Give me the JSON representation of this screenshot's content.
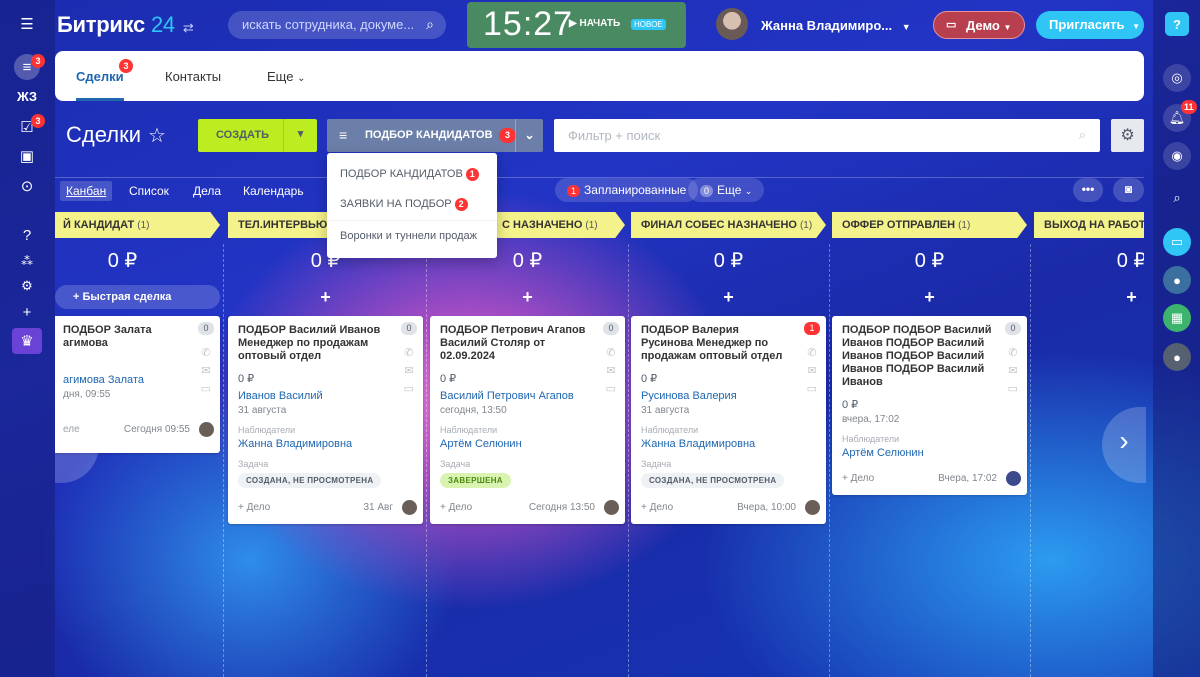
{
  "header": {
    "logo_main": "Битрикс",
    "logo_num": "24",
    "search_placeholder": "искать сотрудника, докуме...",
    "clock": "15:27",
    "start": "НАЧАТЬ",
    "new_badge": "НОВОЕ",
    "user_name": "Жанна Владимиро...",
    "demo": "Демо",
    "invite": "Пригласить"
  },
  "left_sidebar": {
    "badge1": "3",
    "jz": "ЖЗ",
    "badge2": "3"
  },
  "right_sidebar": {
    "notif_badge": "11"
  },
  "top_tabs": [
    {
      "label": "Сделки",
      "badge": "3"
    },
    {
      "label": "Контакты"
    },
    {
      "label": "Еще"
    }
  ],
  "toolbar": {
    "title": "Сделки",
    "create": "СОЗДАТЬ",
    "funnel": "ПОДБОР КАНДИДАТОВ",
    "funnel_count": "3",
    "filter_placeholder": "Фильтр + поиск"
  },
  "views": {
    "tabs": [
      "Канбан",
      "Список",
      "Дела",
      "Календарь"
    ],
    "planned": "Запланированные",
    "planned_badge": "1",
    "more": "Еще",
    "zero": "0"
  },
  "dropdown": {
    "items": [
      {
        "label": "ПОДБОР КАНДИДАТОВ",
        "badge": "1"
      },
      {
        "label": "ЗАЯВКИ НА ПОДБОР",
        "badge": "2"
      },
      {
        "label": "Воронки и туннели продаж"
      }
    ]
  },
  "quick_deal": "+ Быстрая сделка",
  "stages": [
    {
      "name": "Й КАНДИДАТ",
      "count": "(1)",
      "sum": "0 ₽",
      "card": {
        "title": "ПОДБОР Залата\nагимова",
        "price": "",
        "contact": "агимова Залата",
        "date": "дня, 09:55",
        "footer_left": "еле",
        "footer_time": "Сегодня 09:55",
        "counter": "0"
      }
    },
    {
      "name": "ТЕЛ.ИНТЕРВЬЮ ПЕ",
      "count": "",
      "sum": "0 ₽",
      "card": {
        "title": "ПОДБОР Василий Иванов Менеджер по продажам оптовый отдел",
        "price": "0 ₽",
        "contact": "Иванов Василий",
        "date": "31 августа",
        "watchers_label": "Наблюдатели",
        "watcher": "Жанна Владимировна",
        "task_label": "Задача",
        "task_status": "СОЗДАНА, НЕ ПРОСМОТРЕНА",
        "add_activity": "+ Дело",
        "footer_time": "31 Авг",
        "counter": "0"
      }
    },
    {
      "name": "С НАЗНАЧЕНО",
      "count": "(1)",
      "sum": "0 ₽",
      "card": {
        "title": "ПОДБОР Петрович Агапов Василий Столяр от 02.09.2024",
        "price": "0 ₽",
        "contact": "Василий Петрович Агапов",
        "date": "сегодня, 13:50",
        "watchers_label": "Наблюдатели",
        "watcher": "Артём Селюнин",
        "task_label": "Задача",
        "task_status": "ЗАВЕРШЕНА",
        "add_activity": "+ Дело",
        "footer_time": "Сегодня 13:50",
        "counter": "0"
      }
    },
    {
      "name": "ФИНАЛ СОБЕС НАЗНАЧЕНО",
      "count": "(1)",
      "sum": "0 ₽",
      "card": {
        "title": "ПОДБОР Валерия Русинова Менеджер по продажам оптовый отдел",
        "price": "0 ₽",
        "contact": "Русинова Валерия",
        "date": "31 августа",
        "watchers_label": "Наблюдатели",
        "watcher": "Жанна Владимировна",
        "task_label": "Задача",
        "task_status": "СОЗДАНА, НЕ ПРОСМОТРЕНА",
        "add_activity": "+ Дело",
        "footer_time": "Вчера, 10:00",
        "counter": "1"
      }
    },
    {
      "name": "ОФФЕР ОТПРАВЛЕН",
      "count": "(1)",
      "sum": "0 ₽",
      "card": {
        "title": "ПОДБОР ПОДБОР Василий Иванов ПОДБОР Василий Иванов ПОДБОР Василий Иванов ПОДБОР Василий Иванов",
        "price": "0 ₽",
        "date": "вчера, 17:02",
        "watchers_label": "Наблюдатели",
        "watcher": "Артём Селюнин",
        "add_activity": "+ Дело",
        "footer_time": "Вчера, 17:02",
        "counter": "0"
      }
    },
    {
      "name": "ВЫХОД НА РАБОТУ",
      "count": "",
      "sum": "0 ₽"
    }
  ],
  "colors": {
    "accent": "#2fc6f6",
    "create": "#bbed21",
    "stage": "#f4f28a",
    "danger": "#ff3333"
  }
}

________________________

### Given task
Copy the records above exactly. The pictures are not part of the copy.

### Solution below
Give me the JSON representation of this screenshot's content.
{
  "header": {
    "logo_main": "Битрикс",
    "logo_num": "24",
    "search_placeholder": "искать сотрудника, докуме...",
    "clock": "15:27",
    "start": "НАЧАТЬ",
    "new_badge": "НОВОЕ",
    "user_name": "Жанна Владимиро...",
    "demo": "Демо",
    "invite": "Пригласить"
  },
  "left_sidebar": {
    "badge1": "3",
    "jz": "ЖЗ",
    "badge2": "3"
  },
  "right_sidebar": {
    "notif_badge": "11"
  },
  "top_tabs": [
    {
      "label": "Сделки",
      "badge": "3"
    },
    {
      "label": "Контакты"
    },
    {
      "label": "Еще"
    }
  ],
  "toolbar": {
    "title": "Сделки",
    "create": "СОЗДАТЬ",
    "funnel": "ПОДБОР КАНДИДАТОВ",
    "funnel_count": "3",
    "filter_placeholder": "Фильтр + поиск"
  },
  "views": {
    "tabs": [
      "Канбан",
      "Список",
      "Дела",
      "Календарь"
    ],
    "planned": "Запланированные",
    "planned_badge": "1",
    "more": "Еще",
    "zero": "0"
  },
  "dropdown": {
    "items": [
      {
        "label": "ПОДБОР КАНДИДАТОВ",
        "badge": "1"
      },
      {
        "label": "ЗАЯВКИ НА ПОДБОР",
        "badge": "2"
      },
      {
        "label": "Воронки и туннели продаж"
      }
    ]
  },
  "quick_deal": "+ Быстрая сделка",
  "stages": [
    {
      "name": "Й КАНДИДАТ",
      "count": "(1)",
      "sum": "0 ₽",
      "card": {
        "title": "ПОДБОР Залата\nагимова",
        "price": "",
        "contact": "агимова Залата",
        "date": "дня, 09:55",
        "footer_left": "еле",
        "footer_time": "Сегодня 09:55",
        "counter": "0"
      }
    },
    {
      "name": "ТЕЛ.ИНТЕРВЬЮ ПЕ",
      "count": "",
      "sum": "0 ₽",
      "card": {
        "title": "ПОДБОР Василий Иванов Менеджер по продажам оптовый отдел",
        "price": "0 ₽",
        "contact": "Иванов Василий",
        "date": "31 августа",
        "watchers_label": "Наблюдатели",
        "watcher": "Жанна Владимировна",
        "task_label": "Задача",
        "task_status": "СОЗДАНА, НЕ ПРОСМОТРЕНА",
        "add_activity": "+ Дело",
        "footer_time": "31 Авг",
        "counter": "0"
      }
    },
    {
      "name": "С НАЗНАЧЕНО",
      "count": "(1)",
      "sum": "0 ₽",
      "card": {
        "title": "ПОДБОР Петрович Агапов Василий Столяр от 02.09.2024",
        "price": "0 ₽",
        "contact": "Василий Петрович Агапов",
        "date": "сегодня, 13:50",
        "watchers_label": "Наблюдатели",
        "watcher": "Артём Селюнин",
        "task_label": "Задача",
        "task_status": "ЗАВЕРШЕНА",
        "add_activity": "+ Дело",
        "footer_time": "Сегодня 13:50",
        "counter": "0"
      }
    },
    {
      "name": "ФИНАЛ СОБЕС НАЗНАЧЕНО",
      "count": "(1)",
      "sum": "0 ₽",
      "card": {
        "title": "ПОДБОР Валерия Русинова Менеджер по продажам оптовый отдел",
        "price": "0 ₽",
        "contact": "Русинова Валерия",
        "date": "31 августа",
        "watchers_label": "Наблюдатели",
        "watcher": "Жанна Владимировна",
        "task_label": "Задача",
        "task_status": "СОЗДАНА, НЕ ПРОСМОТРЕНА",
        "add_activity": "+ Дело",
        "footer_time": "Вчера, 10:00",
        "counter": "1"
      }
    },
    {
      "name": "ОФФЕР ОТПРАВЛЕН",
      "count": "(1)",
      "sum": "0 ₽",
      "card": {
        "title": "ПОДБОР ПОДБОР Василий Иванов ПОДБОР Василий Иванов ПОДБОР Василий Иванов ПОДБОР Василий Иванов",
        "price": "0 ₽",
        "date": "вчера, 17:02",
        "watchers_label": "Наблюдатели",
        "watcher": "Артём Селюнин",
        "add_activity": "+ Дело",
        "footer_time": "Вчера, 17:02",
        "counter": "0"
      }
    },
    {
      "name": "ВЫХОД НА РАБОТУ",
      "count": "",
      "sum": "0 ₽"
    }
  ],
  "colors": {
    "accent": "#2fc6f6",
    "create": "#bbed21",
    "stage": "#f4f28a",
    "danger": "#ff3333"
  }
}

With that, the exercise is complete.